TASK DESCRIPTION => Tally the lines that contain "title" and report the total alone.

INFORMATION SUPPLIED =>
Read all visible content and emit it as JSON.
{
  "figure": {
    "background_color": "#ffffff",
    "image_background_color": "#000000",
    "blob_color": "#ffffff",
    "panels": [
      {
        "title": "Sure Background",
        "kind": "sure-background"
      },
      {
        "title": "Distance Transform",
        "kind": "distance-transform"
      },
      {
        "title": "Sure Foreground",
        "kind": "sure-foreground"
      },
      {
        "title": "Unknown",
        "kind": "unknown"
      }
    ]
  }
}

TASK OUTPUT => 4